--- Exercise materials ---
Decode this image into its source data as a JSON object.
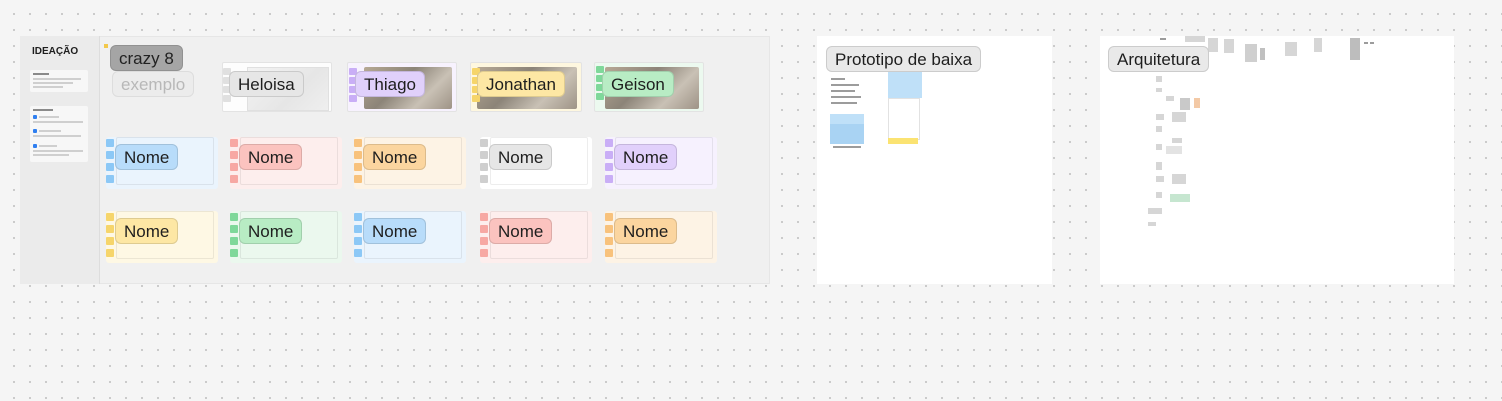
{
  "ideation": {
    "title": "IDEAÇÃO",
    "crazy8_label": "crazy 8",
    "example_label": "exemplo",
    "participants": [
      {
        "name": "Heloisa",
        "color": "#e6e6e6"
      },
      {
        "name": "Thiago",
        "color": "#e0d0fb"
      },
      {
        "name": "Jonathan",
        "color": "#fde7a4"
      },
      {
        "name": "Geison",
        "color": "#b8ecc4"
      }
    ],
    "name_cards": [
      {
        "label": "Nome",
        "color": "#b8dcfa",
        "tint": "#eaf4fd"
      },
      {
        "label": "Nome",
        "color": "#fbc3bf",
        "tint": "#fdeeed"
      },
      {
        "label": "Nome",
        "color": "#fbd59f",
        "tint": "#fdf3e5"
      },
      {
        "label": "Nome",
        "color": "#e6e6e6",
        "tint": "#ffffff"
      },
      {
        "label": "Nome",
        "color": "#e1d0fb",
        "tint": "#f6f1fe"
      },
      {
        "label": "Nome",
        "color": "#fde7a4",
        "tint": "#fef8e4"
      },
      {
        "label": "Nome",
        "color": "#b8ecc4",
        "tint": "#ebf8ee"
      },
      {
        "label": "Nome",
        "color": "#b8dcfa",
        "tint": "#eaf4fd"
      },
      {
        "label": "Nome",
        "color": "#fbc3bf",
        "tint": "#fdeeed"
      },
      {
        "label": "Nome",
        "color": "#fbd59f",
        "tint": "#fdf3e5"
      }
    ]
  },
  "frames": {
    "prototype_label": "Prototipo de baixa",
    "architecture_label": "Arquitetura"
  },
  "colors": {
    "canvas": "#f5f5f5",
    "section": "#f0f0f0",
    "frame": "#ffffff",
    "prototype_blue": "#bfe0f8",
    "prototype_yellow": "#fbe372"
  }
}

--- Work to be completed ---
Without including any pictures, reproduce the listing exactly.

--- The solution ---
Decode this image into its source data as a JSON object.
{
  "ideation": {
    "title": "IDEAÇÃO",
    "crazy8_label": "crazy 8",
    "example_label": "exemplo",
    "participants": [
      {
        "name": "Heloisa",
        "color": "#e6e6e6"
      },
      {
        "name": "Thiago",
        "color": "#e0d0fb"
      },
      {
        "name": "Jonathan",
        "color": "#fde7a4"
      },
      {
        "name": "Geison",
        "color": "#b8ecc4"
      }
    ],
    "name_cards": [
      {
        "label": "Nome",
        "color": "#b8dcfa",
        "tint": "#eaf4fd"
      },
      {
        "label": "Nome",
        "color": "#fbc3bf",
        "tint": "#fdeeed"
      },
      {
        "label": "Nome",
        "color": "#fbd59f",
        "tint": "#fdf3e5"
      },
      {
        "label": "Nome",
        "color": "#e6e6e6",
        "tint": "#ffffff"
      },
      {
        "label": "Nome",
        "color": "#e1d0fb",
        "tint": "#f6f1fe"
      },
      {
        "label": "Nome",
        "color": "#fde7a4",
        "tint": "#fef8e4"
      },
      {
        "label": "Nome",
        "color": "#b8ecc4",
        "tint": "#ebf8ee"
      },
      {
        "label": "Nome",
        "color": "#b8dcfa",
        "tint": "#eaf4fd"
      },
      {
        "label": "Nome",
        "color": "#fbc3bf",
        "tint": "#fdeeed"
      },
      {
        "label": "Nome",
        "color": "#fbd59f",
        "tint": "#fdf3e5"
      }
    ]
  },
  "frames": {
    "prototype_label": "Prototipo de baixa",
    "architecture_label": "Arquitetura"
  },
  "colors": {
    "canvas": "#f5f5f5",
    "section": "#f0f0f0",
    "frame": "#ffffff",
    "prototype_blue": "#bfe0f8",
    "prototype_yellow": "#fbe372"
  }
}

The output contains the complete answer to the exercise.